▶ **What the exercise asks**: For each line below that contains the string "sleep", copy that line.

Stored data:

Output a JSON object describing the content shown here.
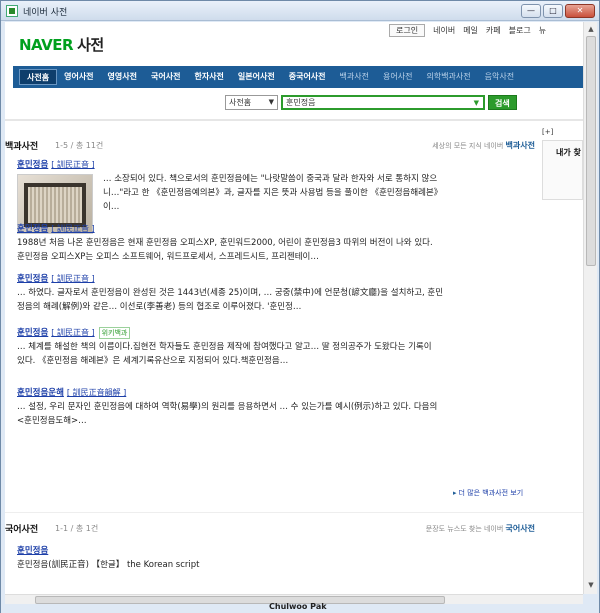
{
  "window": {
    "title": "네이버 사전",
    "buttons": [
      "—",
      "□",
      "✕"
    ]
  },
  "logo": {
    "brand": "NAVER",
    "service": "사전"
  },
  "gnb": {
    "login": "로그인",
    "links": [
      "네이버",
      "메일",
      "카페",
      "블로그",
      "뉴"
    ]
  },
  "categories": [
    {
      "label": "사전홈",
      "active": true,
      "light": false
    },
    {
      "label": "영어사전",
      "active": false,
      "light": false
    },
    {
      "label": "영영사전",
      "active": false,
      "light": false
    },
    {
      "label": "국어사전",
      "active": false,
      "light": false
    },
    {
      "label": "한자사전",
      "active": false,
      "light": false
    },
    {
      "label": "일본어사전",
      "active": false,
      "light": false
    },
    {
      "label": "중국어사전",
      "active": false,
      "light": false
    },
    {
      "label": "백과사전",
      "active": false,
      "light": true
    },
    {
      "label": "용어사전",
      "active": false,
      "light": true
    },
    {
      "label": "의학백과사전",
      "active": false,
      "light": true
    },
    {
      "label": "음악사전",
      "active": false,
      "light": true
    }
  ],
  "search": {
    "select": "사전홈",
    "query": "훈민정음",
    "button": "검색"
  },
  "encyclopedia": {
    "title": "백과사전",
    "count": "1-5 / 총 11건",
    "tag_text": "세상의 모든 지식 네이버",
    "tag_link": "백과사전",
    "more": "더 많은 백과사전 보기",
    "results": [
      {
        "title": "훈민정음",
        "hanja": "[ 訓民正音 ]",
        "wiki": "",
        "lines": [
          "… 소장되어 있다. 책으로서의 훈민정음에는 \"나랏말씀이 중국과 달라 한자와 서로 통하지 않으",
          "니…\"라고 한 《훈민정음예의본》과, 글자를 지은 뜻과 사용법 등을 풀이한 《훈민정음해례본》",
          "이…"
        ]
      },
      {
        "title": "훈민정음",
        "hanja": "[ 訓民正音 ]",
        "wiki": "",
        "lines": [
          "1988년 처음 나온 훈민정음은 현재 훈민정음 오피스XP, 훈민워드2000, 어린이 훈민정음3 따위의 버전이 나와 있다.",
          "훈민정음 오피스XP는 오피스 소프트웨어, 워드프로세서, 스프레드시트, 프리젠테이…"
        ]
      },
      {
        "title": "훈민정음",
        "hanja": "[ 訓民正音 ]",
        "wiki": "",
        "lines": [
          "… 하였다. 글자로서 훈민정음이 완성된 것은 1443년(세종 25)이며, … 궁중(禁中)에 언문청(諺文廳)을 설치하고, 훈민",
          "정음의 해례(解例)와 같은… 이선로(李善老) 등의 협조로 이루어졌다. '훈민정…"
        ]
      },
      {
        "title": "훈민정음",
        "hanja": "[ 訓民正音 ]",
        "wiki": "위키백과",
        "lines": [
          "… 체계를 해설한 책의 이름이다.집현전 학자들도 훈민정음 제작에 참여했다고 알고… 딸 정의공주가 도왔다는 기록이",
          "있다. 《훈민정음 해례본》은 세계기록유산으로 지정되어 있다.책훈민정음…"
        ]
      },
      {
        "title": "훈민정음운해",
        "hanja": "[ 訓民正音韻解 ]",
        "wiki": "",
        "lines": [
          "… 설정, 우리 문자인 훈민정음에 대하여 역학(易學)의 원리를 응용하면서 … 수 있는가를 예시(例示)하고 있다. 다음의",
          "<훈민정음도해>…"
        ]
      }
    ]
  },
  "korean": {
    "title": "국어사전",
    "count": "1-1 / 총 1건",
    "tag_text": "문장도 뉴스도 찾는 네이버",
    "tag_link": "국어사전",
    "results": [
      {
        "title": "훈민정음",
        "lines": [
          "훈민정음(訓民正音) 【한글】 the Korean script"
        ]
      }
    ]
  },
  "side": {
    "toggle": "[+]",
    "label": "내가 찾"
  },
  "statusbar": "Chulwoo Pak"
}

...

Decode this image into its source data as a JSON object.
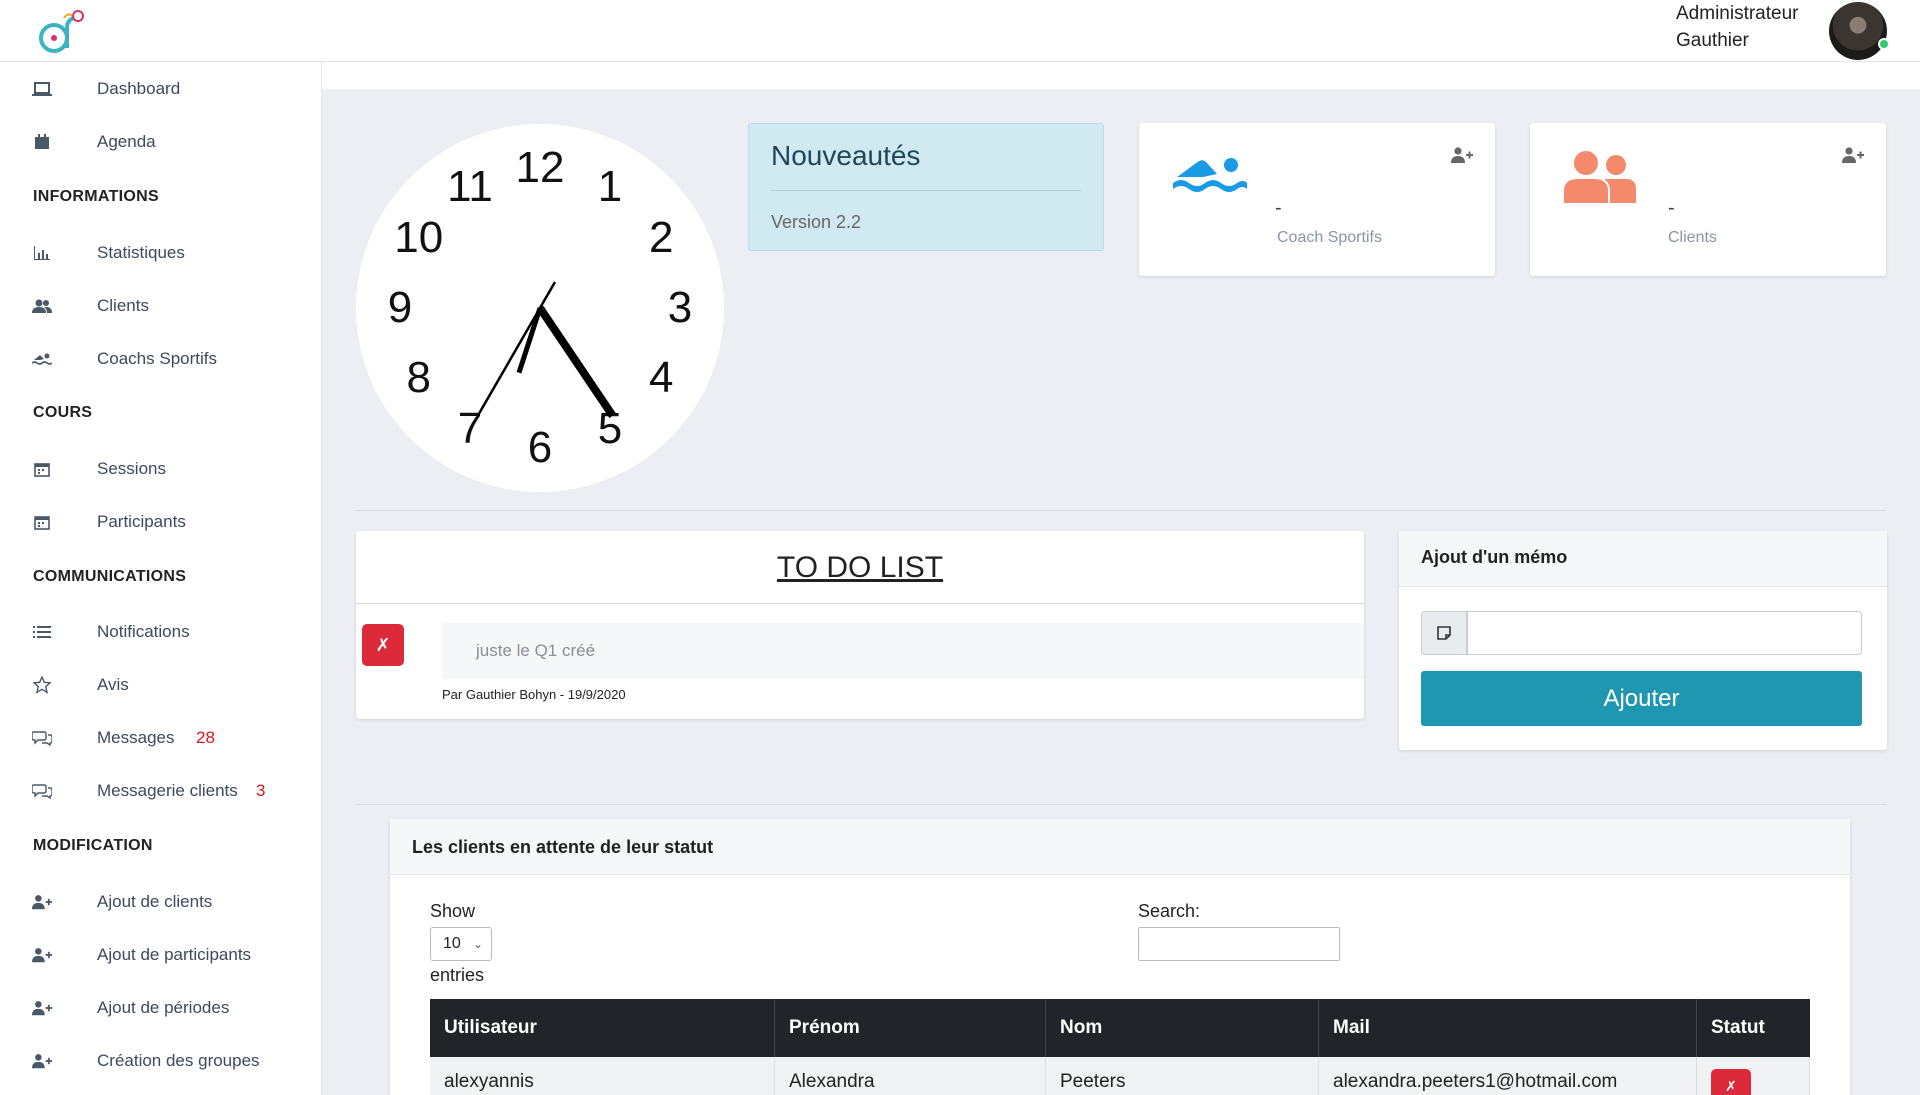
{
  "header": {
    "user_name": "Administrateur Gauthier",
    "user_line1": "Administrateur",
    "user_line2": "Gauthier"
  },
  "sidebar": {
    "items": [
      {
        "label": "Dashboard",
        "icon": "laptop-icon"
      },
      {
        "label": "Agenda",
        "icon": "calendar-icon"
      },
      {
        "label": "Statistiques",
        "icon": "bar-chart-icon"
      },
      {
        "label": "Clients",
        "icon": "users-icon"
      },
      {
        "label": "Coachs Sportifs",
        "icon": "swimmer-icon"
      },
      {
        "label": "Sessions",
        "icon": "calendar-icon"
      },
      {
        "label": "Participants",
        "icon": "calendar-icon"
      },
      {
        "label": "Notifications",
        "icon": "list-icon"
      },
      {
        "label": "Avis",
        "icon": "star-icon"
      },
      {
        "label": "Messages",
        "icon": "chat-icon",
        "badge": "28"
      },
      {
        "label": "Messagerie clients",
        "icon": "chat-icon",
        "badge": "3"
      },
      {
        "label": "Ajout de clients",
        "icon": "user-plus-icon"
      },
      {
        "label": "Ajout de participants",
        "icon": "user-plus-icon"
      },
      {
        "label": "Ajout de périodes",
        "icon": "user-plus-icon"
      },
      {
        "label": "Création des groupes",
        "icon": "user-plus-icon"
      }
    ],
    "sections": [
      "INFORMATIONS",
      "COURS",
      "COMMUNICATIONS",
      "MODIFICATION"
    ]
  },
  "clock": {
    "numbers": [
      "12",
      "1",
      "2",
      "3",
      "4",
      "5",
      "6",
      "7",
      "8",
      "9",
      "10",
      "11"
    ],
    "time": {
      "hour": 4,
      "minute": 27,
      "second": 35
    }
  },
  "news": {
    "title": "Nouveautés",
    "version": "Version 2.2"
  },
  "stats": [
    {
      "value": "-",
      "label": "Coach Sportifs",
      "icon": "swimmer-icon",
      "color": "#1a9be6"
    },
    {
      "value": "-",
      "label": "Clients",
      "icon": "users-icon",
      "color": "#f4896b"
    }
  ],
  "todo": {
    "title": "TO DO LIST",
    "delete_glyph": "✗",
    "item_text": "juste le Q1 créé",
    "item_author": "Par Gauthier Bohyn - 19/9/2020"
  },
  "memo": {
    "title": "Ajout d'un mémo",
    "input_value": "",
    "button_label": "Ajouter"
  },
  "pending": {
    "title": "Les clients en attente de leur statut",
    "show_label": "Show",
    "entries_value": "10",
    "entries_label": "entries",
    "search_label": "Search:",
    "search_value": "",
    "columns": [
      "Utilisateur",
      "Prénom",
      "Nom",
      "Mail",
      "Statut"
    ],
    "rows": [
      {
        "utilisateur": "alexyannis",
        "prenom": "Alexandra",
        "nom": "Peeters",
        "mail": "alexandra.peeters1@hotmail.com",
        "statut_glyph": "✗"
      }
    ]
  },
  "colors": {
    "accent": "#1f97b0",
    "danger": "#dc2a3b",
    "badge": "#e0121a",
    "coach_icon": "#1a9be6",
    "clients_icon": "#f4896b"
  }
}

==

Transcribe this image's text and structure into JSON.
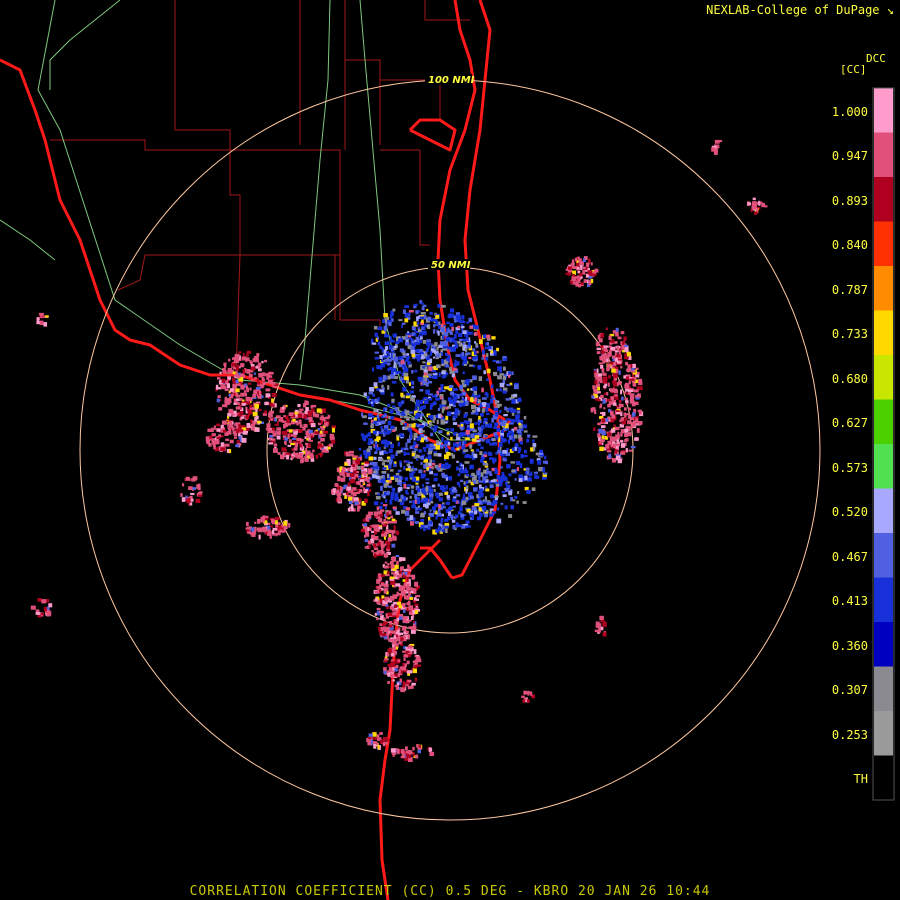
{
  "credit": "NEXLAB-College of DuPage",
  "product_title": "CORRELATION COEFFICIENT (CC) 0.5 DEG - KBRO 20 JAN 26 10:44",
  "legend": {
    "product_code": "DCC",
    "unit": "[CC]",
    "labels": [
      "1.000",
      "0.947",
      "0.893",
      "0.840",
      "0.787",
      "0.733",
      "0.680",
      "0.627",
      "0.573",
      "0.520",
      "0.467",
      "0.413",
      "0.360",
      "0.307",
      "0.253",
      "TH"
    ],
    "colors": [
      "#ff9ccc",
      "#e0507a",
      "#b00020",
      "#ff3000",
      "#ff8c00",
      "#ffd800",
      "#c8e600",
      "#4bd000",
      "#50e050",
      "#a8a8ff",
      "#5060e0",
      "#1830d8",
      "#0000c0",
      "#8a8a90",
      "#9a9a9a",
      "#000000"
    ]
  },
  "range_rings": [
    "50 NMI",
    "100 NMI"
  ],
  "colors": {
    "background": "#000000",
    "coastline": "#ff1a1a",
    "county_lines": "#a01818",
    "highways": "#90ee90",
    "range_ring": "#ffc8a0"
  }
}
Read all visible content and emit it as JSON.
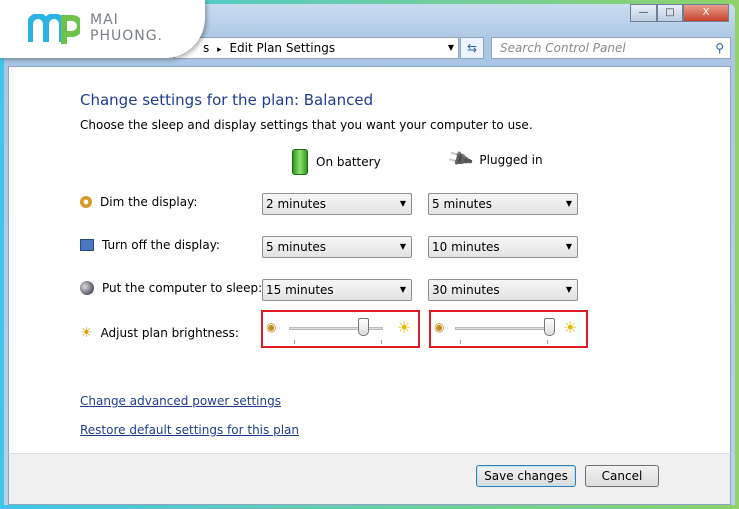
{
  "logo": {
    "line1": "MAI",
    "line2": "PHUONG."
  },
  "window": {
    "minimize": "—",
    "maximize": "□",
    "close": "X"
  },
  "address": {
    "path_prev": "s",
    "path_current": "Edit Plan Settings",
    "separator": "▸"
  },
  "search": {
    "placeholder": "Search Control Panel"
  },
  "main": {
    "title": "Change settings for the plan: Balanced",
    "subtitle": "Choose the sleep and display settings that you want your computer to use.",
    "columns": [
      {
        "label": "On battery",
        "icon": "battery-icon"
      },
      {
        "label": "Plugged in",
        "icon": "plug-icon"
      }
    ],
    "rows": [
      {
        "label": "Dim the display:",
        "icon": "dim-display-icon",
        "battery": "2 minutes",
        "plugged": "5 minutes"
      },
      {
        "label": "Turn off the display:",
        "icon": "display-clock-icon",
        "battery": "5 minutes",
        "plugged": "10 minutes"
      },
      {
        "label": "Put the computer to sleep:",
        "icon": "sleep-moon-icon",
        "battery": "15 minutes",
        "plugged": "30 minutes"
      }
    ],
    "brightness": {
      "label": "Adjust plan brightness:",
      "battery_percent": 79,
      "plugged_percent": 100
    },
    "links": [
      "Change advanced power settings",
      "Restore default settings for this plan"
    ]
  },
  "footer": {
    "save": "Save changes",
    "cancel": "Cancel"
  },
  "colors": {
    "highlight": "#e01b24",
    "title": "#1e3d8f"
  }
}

▶ **Solution for this exercise**:
    "subtitle": "Choose the sleep and display settings that you want your computer to use.",
        "label": "Put the computer to sleep:",
        "icon": "sleep-moon-icon",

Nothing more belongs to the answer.